DIRECTIVE :: Can you update the Celeste and meteor shower thread from "Please leave through" up to and including "srednivashtar (Apr 16, 2020)" so that "pier" replaces "airport"?

PASSAGE SHOWN ::
__________________________________________________

# (Closed) Celeste and meteor shower



## Dacroze (Apr 16, 2020)

*CLOSED! no new posts please!*
Everyone who already posted will still get invited.

I currently have Celeste and Kicks on my island. If you'd like to visit, please *post in this thread*, so I can get to everyone by post order. I'll then send you a DM with the dodo code and like your post, so everyone can keep track of the queue. There is no entrance fee and tips are appreciated but not necessary (If you want to tip just drop them near me, I should be near Celeste, I'm the one with the green hat).
Please leave through the airport once you are done and got everything. You can wish upon shooting stars while you are here but please don't stay just for them, so others can also get a chance to get the recipe(s). Running is also allowed but please watch out near my house not to run over any hybrids.

*Current status:* (I'll update the post if anything changes)
Celeste: *She moved!:* she is now near the entrance/to the right at the beach
Kicks: It is 8pm where I am as of writing this post. I don't know how long he'll stay. He's gone, it is 10pm now
Tutu is also crafting a green grass skirt, her house is northeast of the service center (I'm sorry if it is the normal one, I wasn't able to find a definite translation).  she stopped crafting


----------



## srednivashtar (Apr 16, 2020)

Would like to come for Celeste pls!


----------



## DeviumStella (Apr 16, 2020)

I'm interested!


----------



## Therhodian (Apr 16, 2020)

I would like to come for Celeste as well if possible  Thanks


----------



## magicalcow (Apr 16, 2020)

I'd love to stop by if that's alright with you!


----------



## xrllor (Apr 16, 2020)

I'd love to come! i can also tip bells~


----------



## angelcore (Apr 16, 2020)

hi would love to visit celeste as well please!


----------



## brangein (Apr 16, 2020)

Love to visit Celeste thanks!


----------



## Feather Orb (Apr 16, 2020)

I'd like to visit when there's room


----------



## xchristy (Apr 16, 2020)

Hii I would love to visit please


----------



## HarmoniousMelody (Apr 16, 2020)

nvm


----------



## Mimi_ (Apr 16, 2020)

I would love to stop by, thanks!


----------



## drchoo (Apr 16, 2020)

Would like to visit. Thanks!


----------



## PatrickW (Apr 16, 2020)

I would like to visit for Celeste!


----------



## MissShema (Apr 16, 2020)

i'd love to visit if there's room


----------



## Saphi (Apr 16, 2020)

Can i come please?

__________________________________________________

DATA SECTION ::
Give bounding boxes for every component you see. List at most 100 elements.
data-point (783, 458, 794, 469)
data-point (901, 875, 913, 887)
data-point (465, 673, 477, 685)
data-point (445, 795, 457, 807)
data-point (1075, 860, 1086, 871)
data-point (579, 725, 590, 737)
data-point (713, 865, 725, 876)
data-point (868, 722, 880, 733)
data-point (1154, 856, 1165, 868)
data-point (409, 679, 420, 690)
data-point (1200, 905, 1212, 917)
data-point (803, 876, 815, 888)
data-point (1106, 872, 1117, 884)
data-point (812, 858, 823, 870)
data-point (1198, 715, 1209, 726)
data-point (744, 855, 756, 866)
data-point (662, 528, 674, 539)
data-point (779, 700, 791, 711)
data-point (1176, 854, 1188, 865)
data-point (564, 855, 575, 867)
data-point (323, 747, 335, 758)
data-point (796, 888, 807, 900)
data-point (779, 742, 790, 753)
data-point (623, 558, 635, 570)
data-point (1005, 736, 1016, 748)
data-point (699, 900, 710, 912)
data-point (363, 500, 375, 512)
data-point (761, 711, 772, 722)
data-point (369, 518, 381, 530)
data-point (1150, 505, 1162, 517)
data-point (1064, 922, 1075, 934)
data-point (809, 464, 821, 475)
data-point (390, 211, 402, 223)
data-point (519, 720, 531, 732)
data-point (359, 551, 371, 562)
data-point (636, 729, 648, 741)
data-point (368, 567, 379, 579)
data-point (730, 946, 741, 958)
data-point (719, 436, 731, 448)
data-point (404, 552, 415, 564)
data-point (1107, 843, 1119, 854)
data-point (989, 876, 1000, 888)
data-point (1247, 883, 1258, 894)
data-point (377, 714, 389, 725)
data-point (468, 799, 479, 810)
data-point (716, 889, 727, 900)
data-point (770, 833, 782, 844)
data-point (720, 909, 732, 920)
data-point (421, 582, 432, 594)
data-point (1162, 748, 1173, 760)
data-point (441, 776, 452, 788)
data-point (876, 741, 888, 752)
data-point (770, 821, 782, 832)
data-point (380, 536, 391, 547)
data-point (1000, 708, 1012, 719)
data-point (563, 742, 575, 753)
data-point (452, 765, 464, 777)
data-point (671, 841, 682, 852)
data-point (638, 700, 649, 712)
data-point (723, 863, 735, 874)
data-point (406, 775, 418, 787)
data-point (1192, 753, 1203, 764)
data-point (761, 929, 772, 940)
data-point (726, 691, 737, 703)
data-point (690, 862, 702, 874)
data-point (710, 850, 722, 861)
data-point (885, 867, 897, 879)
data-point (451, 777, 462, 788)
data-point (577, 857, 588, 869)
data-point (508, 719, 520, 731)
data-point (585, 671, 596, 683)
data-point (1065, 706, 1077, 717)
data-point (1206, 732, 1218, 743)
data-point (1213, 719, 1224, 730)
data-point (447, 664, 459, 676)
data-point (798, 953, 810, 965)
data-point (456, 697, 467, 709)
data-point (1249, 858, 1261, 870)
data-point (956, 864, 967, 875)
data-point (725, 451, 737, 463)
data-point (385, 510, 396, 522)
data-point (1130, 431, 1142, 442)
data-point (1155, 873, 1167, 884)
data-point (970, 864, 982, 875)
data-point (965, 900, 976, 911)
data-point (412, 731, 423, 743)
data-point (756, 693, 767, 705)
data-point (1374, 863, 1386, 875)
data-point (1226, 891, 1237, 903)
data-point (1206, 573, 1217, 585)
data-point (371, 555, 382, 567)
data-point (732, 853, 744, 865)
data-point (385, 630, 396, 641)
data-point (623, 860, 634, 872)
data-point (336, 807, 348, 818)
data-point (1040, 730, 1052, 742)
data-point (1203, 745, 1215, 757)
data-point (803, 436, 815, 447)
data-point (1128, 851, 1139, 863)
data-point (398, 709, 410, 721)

__________________________________________________

FULL SOLUTION ::
Please leave through the pier once you are done and got everything. You can wish upon shooting stars while you are here but please don't stay just for them, so others can also get a chance to get the recipe(s). Running is also allowed but please watch out near my house not to run over any hybrids.

*Current status:* (I'll update the post if anything changes)
Celeste: *She moved!:* she is now near the entrance/to the right at the beach
Kicks: It is 8pm where I am as of writing this post. I don't know how long he'll stay. He's gone, it is 10pm now
Tutu is also crafting a green grass skirt, her house is northeast of the service center (I'm sorry if it is the normal one, I wasn't able to find a definite translation).  she stopped crafting


----------



## srednivashtar (Apr 16, 2020)